[Stored data]
◆ ◆ ◆ ◆
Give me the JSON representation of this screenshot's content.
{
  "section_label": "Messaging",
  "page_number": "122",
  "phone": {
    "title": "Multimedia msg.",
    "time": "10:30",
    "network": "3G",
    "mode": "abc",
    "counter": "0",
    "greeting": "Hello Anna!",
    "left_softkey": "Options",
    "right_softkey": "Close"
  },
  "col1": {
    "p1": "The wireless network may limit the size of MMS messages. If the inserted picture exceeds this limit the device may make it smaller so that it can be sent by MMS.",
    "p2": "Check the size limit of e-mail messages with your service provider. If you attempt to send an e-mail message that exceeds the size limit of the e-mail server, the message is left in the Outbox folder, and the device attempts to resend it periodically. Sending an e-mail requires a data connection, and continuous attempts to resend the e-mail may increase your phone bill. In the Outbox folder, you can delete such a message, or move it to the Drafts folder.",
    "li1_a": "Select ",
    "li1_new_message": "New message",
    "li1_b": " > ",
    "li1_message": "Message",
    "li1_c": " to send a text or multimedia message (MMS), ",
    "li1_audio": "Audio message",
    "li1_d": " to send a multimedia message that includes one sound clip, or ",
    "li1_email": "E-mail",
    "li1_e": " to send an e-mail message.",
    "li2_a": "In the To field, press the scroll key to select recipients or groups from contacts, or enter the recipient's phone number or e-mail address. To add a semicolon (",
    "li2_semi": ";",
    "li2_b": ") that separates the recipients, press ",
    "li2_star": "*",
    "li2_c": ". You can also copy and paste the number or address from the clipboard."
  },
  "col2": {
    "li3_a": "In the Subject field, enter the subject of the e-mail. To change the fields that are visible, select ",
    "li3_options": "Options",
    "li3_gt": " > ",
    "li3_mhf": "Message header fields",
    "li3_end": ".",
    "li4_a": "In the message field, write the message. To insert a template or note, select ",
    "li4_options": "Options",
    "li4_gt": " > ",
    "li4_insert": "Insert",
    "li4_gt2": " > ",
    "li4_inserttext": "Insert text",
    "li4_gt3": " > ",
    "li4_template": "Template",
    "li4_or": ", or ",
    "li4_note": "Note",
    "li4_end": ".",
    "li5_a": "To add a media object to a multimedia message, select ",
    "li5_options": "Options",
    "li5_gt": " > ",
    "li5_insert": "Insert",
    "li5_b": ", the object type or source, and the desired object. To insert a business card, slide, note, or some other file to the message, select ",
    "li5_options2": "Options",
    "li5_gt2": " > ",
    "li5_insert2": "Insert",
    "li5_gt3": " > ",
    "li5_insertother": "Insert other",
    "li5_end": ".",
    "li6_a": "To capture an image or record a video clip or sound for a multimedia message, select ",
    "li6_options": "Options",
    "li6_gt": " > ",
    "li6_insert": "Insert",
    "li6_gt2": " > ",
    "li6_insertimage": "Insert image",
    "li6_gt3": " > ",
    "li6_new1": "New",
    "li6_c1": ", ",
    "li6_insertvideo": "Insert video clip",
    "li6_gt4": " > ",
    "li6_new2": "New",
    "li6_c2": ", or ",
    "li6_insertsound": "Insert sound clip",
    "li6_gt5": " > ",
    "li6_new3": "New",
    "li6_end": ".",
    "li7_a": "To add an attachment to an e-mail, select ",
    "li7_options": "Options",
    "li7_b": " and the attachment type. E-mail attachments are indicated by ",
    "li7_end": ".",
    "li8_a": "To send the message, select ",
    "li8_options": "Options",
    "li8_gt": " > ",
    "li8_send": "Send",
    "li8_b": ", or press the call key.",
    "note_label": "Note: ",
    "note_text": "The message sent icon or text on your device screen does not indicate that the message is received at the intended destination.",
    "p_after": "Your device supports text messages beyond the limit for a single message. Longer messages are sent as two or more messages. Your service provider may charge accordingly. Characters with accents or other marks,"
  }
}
◆ ◆ ◆ ◆
List all lines holding the string "device".

SOLUTION FOR THIS EXERCISE:
    "p1": "The wireless network may limit the size of MMS messages. If the inserted picture exceeds this limit the device may make it smaller so that it can be sent by MMS.",
    "p2": "Check the size limit of e-mail messages with your service provider. If you attempt to send an e-mail message that exceeds the size limit of the e-mail server, the message is left in the Outbox folder, and the device attempts to resend it periodically. Sending an e-mail requires a data connection, and continuous attempts to resend the e-mail may increase your phone bill. In the Outbox folder, you can delete such a message, or move it to the Drafts folder.",
    "note_text": "The message sent icon or text on your device screen does not indicate that the message is received at the intended destination.",
    "p_after": "Your device supports text messages beyond the limit for a single message. Longer messages are sent as two or more messages. Your service provider may charge accordingly. Characters with accents or other marks,"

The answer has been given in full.